* START Exercise materials *

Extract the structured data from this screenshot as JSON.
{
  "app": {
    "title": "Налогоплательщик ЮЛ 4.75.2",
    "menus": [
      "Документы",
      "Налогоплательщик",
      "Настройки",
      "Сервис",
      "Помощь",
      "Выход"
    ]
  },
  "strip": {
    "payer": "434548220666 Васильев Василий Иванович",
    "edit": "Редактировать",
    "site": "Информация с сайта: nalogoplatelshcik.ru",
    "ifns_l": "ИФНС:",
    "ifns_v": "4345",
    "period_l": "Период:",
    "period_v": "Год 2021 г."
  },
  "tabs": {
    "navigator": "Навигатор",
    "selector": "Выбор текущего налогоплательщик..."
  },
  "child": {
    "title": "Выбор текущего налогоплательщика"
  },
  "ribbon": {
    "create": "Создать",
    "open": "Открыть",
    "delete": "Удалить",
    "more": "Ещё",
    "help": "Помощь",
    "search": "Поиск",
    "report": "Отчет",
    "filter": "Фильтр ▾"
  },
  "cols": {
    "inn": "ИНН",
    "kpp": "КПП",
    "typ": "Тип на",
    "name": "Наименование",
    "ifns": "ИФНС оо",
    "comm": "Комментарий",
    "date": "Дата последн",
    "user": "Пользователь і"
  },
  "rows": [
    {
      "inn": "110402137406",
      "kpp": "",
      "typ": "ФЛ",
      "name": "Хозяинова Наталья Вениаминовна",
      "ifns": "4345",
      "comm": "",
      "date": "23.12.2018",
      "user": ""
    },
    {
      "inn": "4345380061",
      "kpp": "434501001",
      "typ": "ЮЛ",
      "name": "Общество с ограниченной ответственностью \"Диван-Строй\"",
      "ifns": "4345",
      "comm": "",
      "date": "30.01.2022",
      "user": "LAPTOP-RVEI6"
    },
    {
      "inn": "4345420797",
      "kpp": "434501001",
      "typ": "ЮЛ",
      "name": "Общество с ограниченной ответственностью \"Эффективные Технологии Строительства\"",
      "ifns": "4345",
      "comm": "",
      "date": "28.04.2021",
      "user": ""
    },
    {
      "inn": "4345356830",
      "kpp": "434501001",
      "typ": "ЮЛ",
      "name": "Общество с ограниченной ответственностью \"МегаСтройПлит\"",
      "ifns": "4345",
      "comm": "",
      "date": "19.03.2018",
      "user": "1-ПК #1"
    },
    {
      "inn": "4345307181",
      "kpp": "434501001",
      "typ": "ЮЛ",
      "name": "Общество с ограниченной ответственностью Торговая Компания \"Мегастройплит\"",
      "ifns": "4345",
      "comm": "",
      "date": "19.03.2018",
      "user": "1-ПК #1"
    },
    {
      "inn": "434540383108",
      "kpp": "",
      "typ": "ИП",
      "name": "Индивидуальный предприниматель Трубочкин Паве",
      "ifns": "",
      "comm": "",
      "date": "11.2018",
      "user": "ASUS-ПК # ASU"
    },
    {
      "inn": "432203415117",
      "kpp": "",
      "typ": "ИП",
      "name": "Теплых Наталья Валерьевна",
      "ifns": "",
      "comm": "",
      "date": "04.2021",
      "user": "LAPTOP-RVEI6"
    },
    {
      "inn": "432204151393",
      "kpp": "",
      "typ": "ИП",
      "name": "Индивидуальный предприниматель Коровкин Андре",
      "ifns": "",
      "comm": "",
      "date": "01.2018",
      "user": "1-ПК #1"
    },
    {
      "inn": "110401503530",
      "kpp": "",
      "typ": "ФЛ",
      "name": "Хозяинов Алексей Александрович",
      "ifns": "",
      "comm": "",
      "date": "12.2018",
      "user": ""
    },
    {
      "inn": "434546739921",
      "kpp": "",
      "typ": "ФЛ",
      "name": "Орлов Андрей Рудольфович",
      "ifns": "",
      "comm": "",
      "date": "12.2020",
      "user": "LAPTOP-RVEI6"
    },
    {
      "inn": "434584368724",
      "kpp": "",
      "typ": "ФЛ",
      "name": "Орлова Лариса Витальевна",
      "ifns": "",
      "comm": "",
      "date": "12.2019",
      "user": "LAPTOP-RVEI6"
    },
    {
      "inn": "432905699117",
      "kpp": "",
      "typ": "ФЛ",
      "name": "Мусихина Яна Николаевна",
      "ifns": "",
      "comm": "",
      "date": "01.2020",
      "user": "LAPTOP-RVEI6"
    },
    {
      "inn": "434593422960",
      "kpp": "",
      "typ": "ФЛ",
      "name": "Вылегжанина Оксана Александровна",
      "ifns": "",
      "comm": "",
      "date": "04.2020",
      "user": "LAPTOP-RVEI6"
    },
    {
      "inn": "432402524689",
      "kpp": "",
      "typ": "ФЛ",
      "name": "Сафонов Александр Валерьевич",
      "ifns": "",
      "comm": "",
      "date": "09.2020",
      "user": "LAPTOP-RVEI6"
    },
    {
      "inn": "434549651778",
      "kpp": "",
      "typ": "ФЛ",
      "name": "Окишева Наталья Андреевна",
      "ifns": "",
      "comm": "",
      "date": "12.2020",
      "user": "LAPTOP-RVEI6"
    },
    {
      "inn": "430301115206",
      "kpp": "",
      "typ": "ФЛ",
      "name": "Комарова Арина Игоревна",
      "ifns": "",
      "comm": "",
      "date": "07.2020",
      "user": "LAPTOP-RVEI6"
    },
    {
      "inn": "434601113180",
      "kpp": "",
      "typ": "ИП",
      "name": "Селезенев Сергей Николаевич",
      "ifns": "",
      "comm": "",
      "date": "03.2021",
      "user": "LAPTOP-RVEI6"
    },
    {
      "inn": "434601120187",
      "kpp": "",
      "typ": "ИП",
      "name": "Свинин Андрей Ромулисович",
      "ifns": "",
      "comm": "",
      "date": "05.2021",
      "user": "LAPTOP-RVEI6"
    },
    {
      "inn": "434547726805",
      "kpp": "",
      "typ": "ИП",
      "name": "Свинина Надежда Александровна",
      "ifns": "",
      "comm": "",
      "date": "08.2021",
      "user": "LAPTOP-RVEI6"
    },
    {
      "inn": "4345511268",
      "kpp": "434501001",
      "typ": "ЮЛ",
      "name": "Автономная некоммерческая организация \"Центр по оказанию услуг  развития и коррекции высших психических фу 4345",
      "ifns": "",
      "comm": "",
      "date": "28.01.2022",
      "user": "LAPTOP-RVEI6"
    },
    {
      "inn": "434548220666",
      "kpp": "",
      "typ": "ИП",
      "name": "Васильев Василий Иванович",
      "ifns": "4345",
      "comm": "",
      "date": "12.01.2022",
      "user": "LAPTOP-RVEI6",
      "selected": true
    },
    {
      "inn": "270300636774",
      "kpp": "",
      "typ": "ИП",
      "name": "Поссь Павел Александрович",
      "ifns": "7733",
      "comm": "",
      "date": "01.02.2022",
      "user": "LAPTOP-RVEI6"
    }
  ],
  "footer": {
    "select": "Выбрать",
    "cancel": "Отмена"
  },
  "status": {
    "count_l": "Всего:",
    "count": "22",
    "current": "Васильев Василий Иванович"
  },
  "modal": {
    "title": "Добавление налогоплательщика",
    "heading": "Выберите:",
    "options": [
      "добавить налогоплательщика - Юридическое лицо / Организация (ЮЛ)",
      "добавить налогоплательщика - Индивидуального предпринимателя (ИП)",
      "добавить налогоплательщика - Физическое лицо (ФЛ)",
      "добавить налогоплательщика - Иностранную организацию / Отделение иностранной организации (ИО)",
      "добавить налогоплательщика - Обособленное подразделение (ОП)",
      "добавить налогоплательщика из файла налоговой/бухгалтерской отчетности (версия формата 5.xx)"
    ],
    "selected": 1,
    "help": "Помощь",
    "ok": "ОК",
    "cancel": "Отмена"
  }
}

* END Exercise materials *

_Goal of the exercise_.
Return the material exactly as it stands.

_Written response_.
Extract the structured data from this screenshot as JSON.
{
  "app": {
    "title": "Налогоплательщик ЮЛ 4.75.2",
    "menus": [
      "Документы",
      "Налогоплательщик",
      "Настройки",
      "Сервис",
      "Помощь",
      "Выход"
    ]
  },
  "strip": {
    "payer": "434548220666 Васильев Василий Иванович",
    "edit": "Редактировать",
    "site": "Информация с сайта: nalogoplatelshcik.ru",
    "ifns_l": "ИФНС:",
    "ifns_v": "4345",
    "period_l": "Период:",
    "period_v": "Год 2021 г."
  },
  "tabs": {
    "navigator": "Навигатор",
    "selector": "Выбор текущего налогоплательщик..."
  },
  "child": {
    "title": "Выбор текущего налогоплательщика"
  },
  "ribbon": {
    "create": "Создать",
    "open": "Открыть",
    "delete": "Удалить",
    "more": "Ещё",
    "help": "Помощь",
    "search": "Поиск",
    "report": "Отчет",
    "filter": "Фильтр ▾"
  },
  "cols": {
    "inn": "ИНН",
    "kpp": "КПП",
    "typ": "Тип на",
    "name": "Наименование",
    "ifns": "ИФНС оо",
    "comm": "Комментарий",
    "date": "Дата последн",
    "user": "Пользователь і"
  },
  "rows": [
    {
      "inn": "110402137406",
      "kpp": "",
      "typ": "ФЛ",
      "name": "Хозяинова Наталья Вениаминовна",
      "ifns": "4345",
      "comm": "",
      "date": "23.12.2018",
      "user": ""
    },
    {
      "inn": "4345380061",
      "kpp": "434501001",
      "typ": "ЮЛ",
      "name": "Общество с ограниченной ответственностью \"Диван-Строй\"",
      "ifns": "4345",
      "comm": "",
      "date": "30.01.2022",
      "user": "LAPTOP-RVEI6"
    },
    {
      "inn": "4345420797",
      "kpp": "434501001",
      "typ": "ЮЛ",
      "name": "Общество с ограниченной ответственностью \"Эффективные Технологии Строительства\"",
      "ifns": "4345",
      "comm": "",
      "date": "28.04.2021",
      "user": ""
    },
    {
      "inn": "4345356830",
      "kpp": "434501001",
      "typ": "ЮЛ",
      "name": "Общество с ограниченной ответственностью \"МегаСтройПлит\"",
      "ifns": "4345",
      "comm": "",
      "date": "19.03.2018",
      "user": "1-ПК #1"
    },
    {
      "inn": "4345307181",
      "kpp": "434501001",
      "typ": "ЮЛ",
      "name": "Общество с ограниченной ответственностью Торговая Компания \"Мегастройплит\"",
      "ifns": "4345",
      "comm": "",
      "date": "19.03.2018",
      "user": "1-ПК #1"
    },
    {
      "inn": "434540383108",
      "kpp": "",
      "typ": "ИП",
      "name": "Индивидуальный предприниматель Трубочкин Паве",
      "ifns": "",
      "comm": "",
      "date": "11.2018",
      "user": "ASUS-ПК # ASU"
    },
    {
      "inn": "432203415117",
      "kpp": "",
      "typ": "ИП",
      "name": "Теплых Наталья Валерьевна",
      "ifns": "",
      "comm": "",
      "date": "04.2021",
      "user": "LAPTOP-RVEI6"
    },
    {
      "inn": "432204151393",
      "kpp": "",
      "typ": "ИП",
      "name": "Индивидуальный предприниматель Коровкин Андре",
      "ifns": "",
      "comm": "",
      "date": "01.2018",
      "user": "1-ПК #1"
    },
    {
      "inn": "110401503530",
      "kpp": "",
      "typ": "ФЛ",
      "name": "Хозяинов Алексей Александрович",
      "ifns": "",
      "comm": "",
      "date": "12.2018",
      "user": ""
    },
    {
      "inn": "434546739921",
      "kpp": "",
      "typ": "ФЛ",
      "name": "Орлов Андрей Рудольфович",
      "ifns": "",
      "comm": "",
      "date": "12.2020",
      "user": "LAPTOP-RVEI6"
    },
    {
      "inn": "434584368724",
      "kpp": "",
      "typ": "ФЛ",
      "name": "Орлова Лариса Витальевна",
      "ifns": "",
      "comm": "",
      "date": "12.2019",
      "user": "LAPTOP-RVEI6"
    },
    {
      "inn": "432905699117",
      "kpp": "",
      "typ": "ФЛ",
      "name": "Мусихина Яна Николаевна",
      "ifns": "",
      "comm": "",
      "date": "01.2020",
      "user": "LAPTOP-RVEI6"
    },
    {
      "inn": "434593422960",
      "kpp": "",
      "typ": "ФЛ",
      "name": "Вылегжанина Оксана Александровна",
      "ifns": "",
      "comm": "",
      "date": "04.2020",
      "user": "LAPTOP-RVEI6"
    },
    {
      "inn": "432402524689",
      "kpp": "",
      "typ": "ФЛ",
      "name": "Сафонов Александр Валерьевич",
      "ifns": "",
      "comm": "",
      "date": "09.2020",
      "user": "LAPTOP-RVEI6"
    },
    {
      "inn": "434549651778",
      "kpp": "",
      "typ": "ФЛ",
      "name": "Окишева Наталья Андреевна",
      "ifns": "",
      "comm": "",
      "date": "12.2020",
      "user": "LAPTOP-RVEI6"
    },
    {
      "inn": "430301115206",
      "kpp": "",
      "typ": "ФЛ",
      "name": "Комарова Арина Игоревна",
      "ifns": "",
      "comm": "",
      "date": "07.2020",
      "user": "LAPTOP-RVEI6"
    },
    {
      "inn": "434601113180",
      "kpp": "",
      "typ": "ИП",
      "name": "Селезенев Сергей Николаевич",
      "ifns": "",
      "comm": "",
      "date": "03.2021",
      "user": "LAPTOP-RVEI6"
    },
    {
      "inn": "434601120187",
      "kpp": "",
      "typ": "ИП",
      "name": "Свинин Андрей Ромулисович",
      "ifns": "",
      "comm": "",
      "date": "05.2021",
      "user": "LAPTOP-RVEI6"
    },
    {
      "inn": "434547726805",
      "kpp": "",
      "typ": "ИП",
      "name": "Свинина Надежда Александровна",
      "ifns": "",
      "comm": "",
      "date": "08.2021",
      "user": "LAPTOP-RVEI6"
    },
    {
      "inn": "4345511268",
      "kpp": "434501001",
      "typ": "ЮЛ",
      "name": "Автономная некоммерческая организация \"Центр по оказанию услуг  развития и коррекции высших психических фу 4345",
      "ifns": "",
      "comm": "",
      "date": "28.01.2022",
      "user": "LAPTOP-RVEI6"
    },
    {
      "inn": "434548220666",
      "kpp": "",
      "typ": "ИП",
      "name": "Васильев Василий Иванович",
      "ifns": "4345",
      "comm": "",
      "date": "12.01.2022",
      "user": "LAPTOP-RVEI6",
      "selected": true
    },
    {
      "inn": "270300636774",
      "kpp": "",
      "typ": "ИП",
      "name": "Поссь Павел Александрович",
      "ifns": "7733",
      "comm": "",
      "date": "01.02.2022",
      "user": "LAPTOP-RVEI6"
    }
  ],
  "footer": {
    "select": "Выбрать",
    "cancel": "Отмена"
  },
  "status": {
    "count_l": "Всего:",
    "count": "22",
    "current": "Васильев Василий Иванович"
  },
  "modal": {
    "title": "Добавление налогоплательщика",
    "heading": "Выберите:",
    "options": [
      "добавить налогоплательщика - Юридическое лицо / Организация (ЮЛ)",
      "добавить налогоплательщика - Индивидуального предпринимателя (ИП)",
      "добавить налогоплательщика - Физическое лицо (ФЛ)",
      "добавить налогоплательщика - Иностранную организацию / Отделение иностранной организации (ИО)",
      "добавить налогоплательщика - Обособленное подразделение (ОП)",
      "добавить налогоплательщика из файла налоговой/бухгалтерской отчетности (версия формата 5.xx)"
    ],
    "selected": 1,
    "help": "Помощь",
    "ok": "ОК",
    "cancel": "Отмена"
  }
}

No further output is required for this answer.